---------- ENTRIES ----------
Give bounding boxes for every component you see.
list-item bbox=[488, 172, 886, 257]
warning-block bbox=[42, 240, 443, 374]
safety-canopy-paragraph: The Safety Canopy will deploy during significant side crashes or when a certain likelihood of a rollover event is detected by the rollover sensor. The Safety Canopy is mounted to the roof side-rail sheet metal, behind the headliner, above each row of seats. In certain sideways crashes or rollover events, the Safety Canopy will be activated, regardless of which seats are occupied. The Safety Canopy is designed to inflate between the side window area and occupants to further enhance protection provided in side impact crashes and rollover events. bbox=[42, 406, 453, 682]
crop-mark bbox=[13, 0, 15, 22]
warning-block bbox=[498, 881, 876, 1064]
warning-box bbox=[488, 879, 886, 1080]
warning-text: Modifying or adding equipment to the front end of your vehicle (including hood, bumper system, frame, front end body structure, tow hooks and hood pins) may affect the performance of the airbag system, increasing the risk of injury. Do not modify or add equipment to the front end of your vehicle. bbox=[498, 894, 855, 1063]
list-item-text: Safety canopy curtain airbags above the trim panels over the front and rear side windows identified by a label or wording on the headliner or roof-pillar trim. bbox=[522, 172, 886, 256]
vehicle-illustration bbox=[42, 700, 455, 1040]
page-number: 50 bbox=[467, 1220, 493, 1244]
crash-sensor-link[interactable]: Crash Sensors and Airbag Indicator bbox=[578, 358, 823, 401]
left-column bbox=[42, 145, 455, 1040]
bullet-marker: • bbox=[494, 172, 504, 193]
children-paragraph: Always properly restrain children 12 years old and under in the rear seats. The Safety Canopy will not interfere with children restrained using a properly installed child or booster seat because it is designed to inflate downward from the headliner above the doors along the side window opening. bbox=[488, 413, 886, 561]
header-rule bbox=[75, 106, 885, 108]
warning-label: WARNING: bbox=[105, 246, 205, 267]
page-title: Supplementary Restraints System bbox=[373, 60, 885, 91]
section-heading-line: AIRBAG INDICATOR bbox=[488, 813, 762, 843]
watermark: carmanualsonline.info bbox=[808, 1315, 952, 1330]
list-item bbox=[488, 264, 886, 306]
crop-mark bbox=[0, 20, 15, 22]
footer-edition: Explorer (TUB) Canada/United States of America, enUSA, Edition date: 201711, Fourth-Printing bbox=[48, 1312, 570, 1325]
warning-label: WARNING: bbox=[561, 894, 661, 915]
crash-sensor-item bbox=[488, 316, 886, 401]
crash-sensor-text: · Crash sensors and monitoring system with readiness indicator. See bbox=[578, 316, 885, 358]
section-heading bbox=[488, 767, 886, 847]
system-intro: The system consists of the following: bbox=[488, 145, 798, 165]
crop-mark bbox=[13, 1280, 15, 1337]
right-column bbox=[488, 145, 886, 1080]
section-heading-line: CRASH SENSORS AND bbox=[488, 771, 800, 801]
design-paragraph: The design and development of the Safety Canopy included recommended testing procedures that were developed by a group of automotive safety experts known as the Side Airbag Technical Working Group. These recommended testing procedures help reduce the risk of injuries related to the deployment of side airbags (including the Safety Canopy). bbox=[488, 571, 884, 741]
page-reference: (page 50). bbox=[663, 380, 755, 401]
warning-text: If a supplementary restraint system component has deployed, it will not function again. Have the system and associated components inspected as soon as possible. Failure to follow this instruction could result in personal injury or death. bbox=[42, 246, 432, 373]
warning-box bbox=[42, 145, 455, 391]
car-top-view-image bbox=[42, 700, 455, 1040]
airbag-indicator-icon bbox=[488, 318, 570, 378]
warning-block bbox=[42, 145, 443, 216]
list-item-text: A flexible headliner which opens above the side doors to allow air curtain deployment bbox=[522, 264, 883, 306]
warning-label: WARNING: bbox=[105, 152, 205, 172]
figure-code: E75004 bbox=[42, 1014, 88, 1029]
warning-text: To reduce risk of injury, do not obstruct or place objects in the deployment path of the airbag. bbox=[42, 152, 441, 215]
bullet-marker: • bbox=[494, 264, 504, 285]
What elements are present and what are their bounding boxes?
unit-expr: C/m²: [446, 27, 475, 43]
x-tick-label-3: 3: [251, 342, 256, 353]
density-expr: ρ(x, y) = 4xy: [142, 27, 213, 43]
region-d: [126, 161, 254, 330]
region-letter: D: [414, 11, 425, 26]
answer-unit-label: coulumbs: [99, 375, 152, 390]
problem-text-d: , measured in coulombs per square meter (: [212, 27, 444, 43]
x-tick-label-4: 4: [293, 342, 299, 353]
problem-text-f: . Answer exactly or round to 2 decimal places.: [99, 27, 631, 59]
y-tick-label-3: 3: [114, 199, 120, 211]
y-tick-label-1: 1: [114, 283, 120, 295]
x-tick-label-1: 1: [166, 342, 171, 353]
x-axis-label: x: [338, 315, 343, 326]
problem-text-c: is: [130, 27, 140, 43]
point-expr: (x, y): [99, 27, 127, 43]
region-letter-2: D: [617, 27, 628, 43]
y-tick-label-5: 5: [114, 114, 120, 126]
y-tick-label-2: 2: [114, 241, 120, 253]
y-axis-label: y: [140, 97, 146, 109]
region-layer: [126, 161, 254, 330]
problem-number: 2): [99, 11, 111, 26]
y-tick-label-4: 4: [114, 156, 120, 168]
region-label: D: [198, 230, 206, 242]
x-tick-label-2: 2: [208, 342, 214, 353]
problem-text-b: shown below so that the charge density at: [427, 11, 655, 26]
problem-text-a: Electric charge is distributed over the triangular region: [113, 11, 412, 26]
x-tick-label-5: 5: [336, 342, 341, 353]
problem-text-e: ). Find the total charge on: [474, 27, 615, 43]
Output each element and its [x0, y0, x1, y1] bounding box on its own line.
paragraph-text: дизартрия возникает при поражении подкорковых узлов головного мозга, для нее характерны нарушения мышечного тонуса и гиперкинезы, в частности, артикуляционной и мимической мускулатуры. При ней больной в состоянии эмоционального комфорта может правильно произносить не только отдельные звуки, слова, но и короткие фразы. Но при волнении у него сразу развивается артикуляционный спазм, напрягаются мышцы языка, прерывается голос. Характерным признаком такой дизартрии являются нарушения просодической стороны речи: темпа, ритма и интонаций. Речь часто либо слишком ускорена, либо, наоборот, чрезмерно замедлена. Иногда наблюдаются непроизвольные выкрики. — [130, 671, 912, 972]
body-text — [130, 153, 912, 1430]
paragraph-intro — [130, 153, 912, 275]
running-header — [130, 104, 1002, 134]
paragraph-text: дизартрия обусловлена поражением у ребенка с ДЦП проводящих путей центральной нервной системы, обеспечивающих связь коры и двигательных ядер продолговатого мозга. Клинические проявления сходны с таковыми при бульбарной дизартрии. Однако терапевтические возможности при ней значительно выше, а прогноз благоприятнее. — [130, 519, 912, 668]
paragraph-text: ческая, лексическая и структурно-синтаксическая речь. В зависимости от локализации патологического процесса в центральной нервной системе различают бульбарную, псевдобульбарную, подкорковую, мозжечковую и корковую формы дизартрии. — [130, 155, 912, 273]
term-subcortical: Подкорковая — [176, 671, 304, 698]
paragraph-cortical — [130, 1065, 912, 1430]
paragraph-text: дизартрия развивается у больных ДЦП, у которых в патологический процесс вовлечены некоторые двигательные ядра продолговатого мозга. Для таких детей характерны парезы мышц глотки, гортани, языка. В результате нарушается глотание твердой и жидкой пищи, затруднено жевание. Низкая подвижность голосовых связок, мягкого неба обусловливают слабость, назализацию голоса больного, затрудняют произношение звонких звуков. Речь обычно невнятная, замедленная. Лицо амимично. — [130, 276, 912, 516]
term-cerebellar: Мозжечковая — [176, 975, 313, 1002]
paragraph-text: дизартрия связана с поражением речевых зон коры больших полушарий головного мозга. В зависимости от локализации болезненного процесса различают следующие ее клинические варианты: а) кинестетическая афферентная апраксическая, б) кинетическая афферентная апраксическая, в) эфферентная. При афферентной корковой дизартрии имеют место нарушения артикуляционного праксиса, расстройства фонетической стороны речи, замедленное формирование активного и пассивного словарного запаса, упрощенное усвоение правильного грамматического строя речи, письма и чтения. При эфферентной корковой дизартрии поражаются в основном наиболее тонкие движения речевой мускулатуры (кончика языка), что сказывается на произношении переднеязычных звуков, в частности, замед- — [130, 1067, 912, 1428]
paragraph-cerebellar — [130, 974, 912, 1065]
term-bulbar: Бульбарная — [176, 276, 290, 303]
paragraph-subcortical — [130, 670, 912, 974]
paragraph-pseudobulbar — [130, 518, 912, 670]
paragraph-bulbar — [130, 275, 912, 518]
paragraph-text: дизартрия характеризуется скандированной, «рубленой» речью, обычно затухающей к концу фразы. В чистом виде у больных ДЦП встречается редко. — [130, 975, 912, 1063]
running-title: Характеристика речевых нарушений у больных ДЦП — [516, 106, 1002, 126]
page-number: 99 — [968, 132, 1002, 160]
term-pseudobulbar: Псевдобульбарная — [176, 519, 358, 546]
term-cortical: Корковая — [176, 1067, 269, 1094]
----------
DESCRIPTION OF THE TASK » Arrange everything from the start of the records down to the line containing "warning-block bbox=[42, 240, 443, 374]" as a JSON list of strings, one string per line, with blank lines omitted.

CORRECT OUTPUT »
[
  "Give bounding boxes for every component you see.",
  "list-item bbox=[488, 172, 886, 257]",
  "warning-block bbox=[42, 240, 443, 374]"
]